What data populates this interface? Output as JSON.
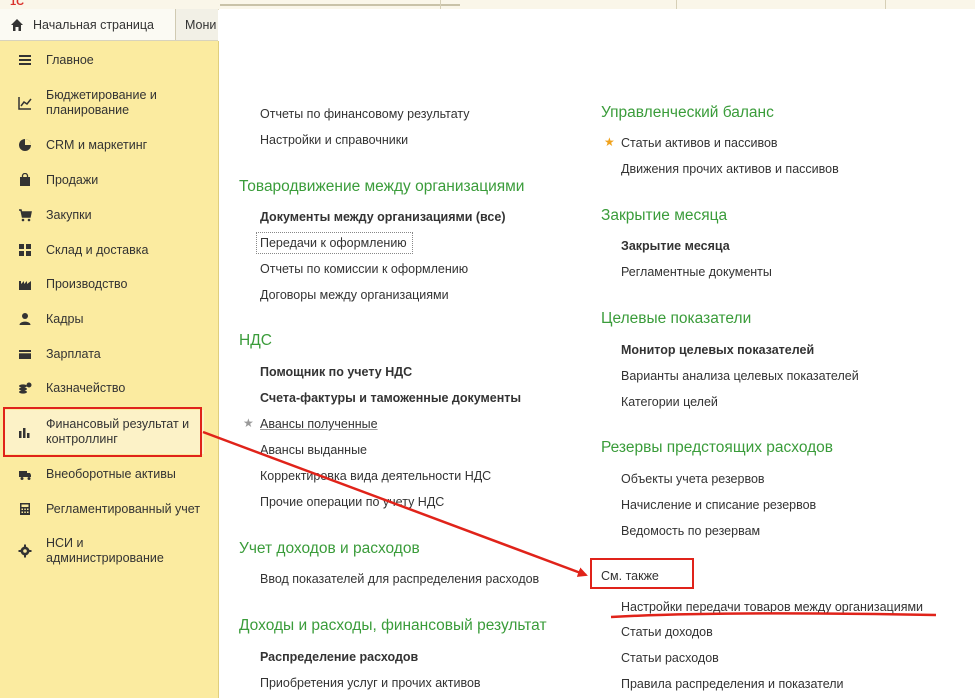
{
  "tabs": [
    {
      "label": "Начальная страница",
      "icon": "home-icon"
    },
    {
      "label": "Мони"
    }
  ],
  "sidebar": {
    "items": [
      {
        "label": "Главное",
        "icon": "menu-lines-icon"
      },
      {
        "label": "Бюджетирование и планирование",
        "icon": "chart-line-icon"
      },
      {
        "label": "CRM и маркетинг",
        "icon": "pie-chart-icon"
      },
      {
        "label": "Продажи",
        "icon": "shopping-bag-icon"
      },
      {
        "label": "Закупки",
        "icon": "cart-icon"
      },
      {
        "label": "Склад и доставка",
        "icon": "warehouse-grid-icon"
      },
      {
        "label": "Производство",
        "icon": "factory-icon"
      },
      {
        "label": "Кадры",
        "icon": "person-icon"
      },
      {
        "label": "Зарплата",
        "icon": "wallet-icon"
      },
      {
        "label": "Казначейство",
        "icon": "coins-icon"
      },
      {
        "label": "Финансовый результат и контроллинг",
        "icon": "bar-chart-icon"
      },
      {
        "label": "Внеоборотные активы",
        "icon": "truck-icon"
      },
      {
        "label": "Регламентированный учет",
        "icon": "calculator-icon"
      },
      {
        "label": "НСИ и администрирование",
        "icon": "gear-icon"
      }
    ]
  },
  "left_column": {
    "top_links": [
      "Отчеты по финансовому результату",
      "Настройки и справочники"
    ],
    "sections": [
      {
        "title": "Товародвижение между организациями",
        "links": [
          "Документы между организациями (все)",
          "Передачи к оформлению",
          "Отчеты по комиссии к оформлению",
          "Договоры между организациями"
        ]
      },
      {
        "title": "НДС",
        "links": [
          "Помощник по учету НДС",
          "Счета-фактуры и таможенные документы",
          "Авансы полученные",
          "Авансы выданные",
          "Корректировка вида деятельности НДС",
          "Прочие операции по учету НДС"
        ]
      },
      {
        "title": "Учет доходов и расходов",
        "links": [
          "Ввод показателей для распределения расходов"
        ]
      },
      {
        "title": "Доходы и расходы, финансовый результат",
        "links": [
          "Распределение расходов",
          "Приобретения услуг и прочих активов"
        ]
      }
    ]
  },
  "right_column": {
    "sections": [
      {
        "title": "Управленческий баланс",
        "links": [
          "Статьи активов и пассивов",
          "Движения прочих активов и пассивов"
        ]
      },
      {
        "title": "Закрытие месяца",
        "links": [
          "Закрытие месяца",
          "Регламентные документы"
        ]
      },
      {
        "title": "Целевые показатели",
        "links": [
          "Монитор целевых показателей",
          "Варианты анализа целевых показателей",
          "Категории целей"
        ]
      },
      {
        "title": "Резервы предстоящих расходов",
        "links": [
          "Объекты учета резервов",
          "Начисление и списание резервов",
          "Ведомость по резервам"
        ]
      }
    ],
    "see_also": {
      "title": "См. также",
      "links": [
        "Настройки передачи товаров между организациями",
        "Статьи доходов",
        "Статьи расходов",
        "Правила распределения и показатели"
      ]
    }
  },
  "colors": {
    "sidebar_bg": "#fbeba0",
    "section_title": "#3a9c3a",
    "annotation_red": "#e0231a",
    "favorite_star": "#f0a21c"
  }
}
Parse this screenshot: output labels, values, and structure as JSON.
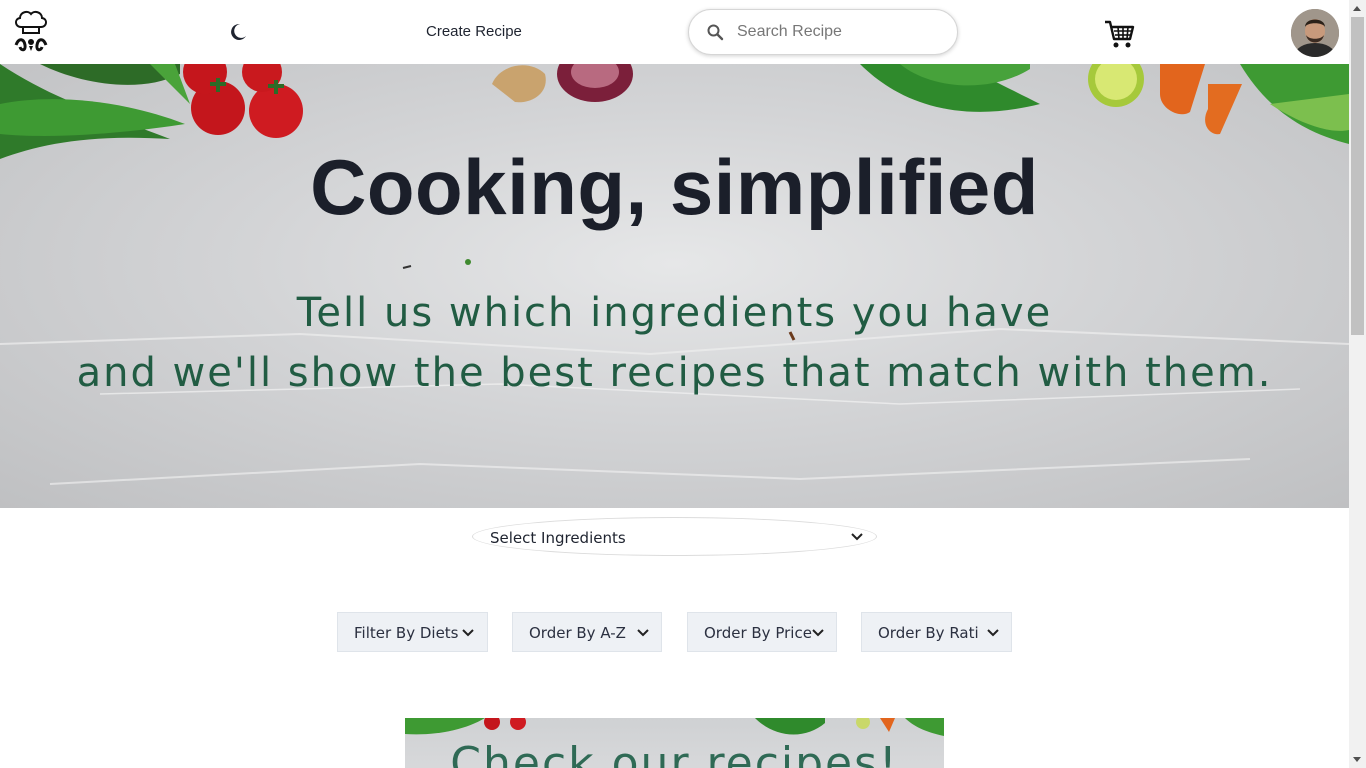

> _WHAT IS EXPECTED_
Search the data above for the string "показателей" and copy each line that has it.

> _WORKED ANSWER_
          "Ввод показателей для распределения расходов"
          "Монитор целевых показателей",
          "Варианты анализа целевых показателей",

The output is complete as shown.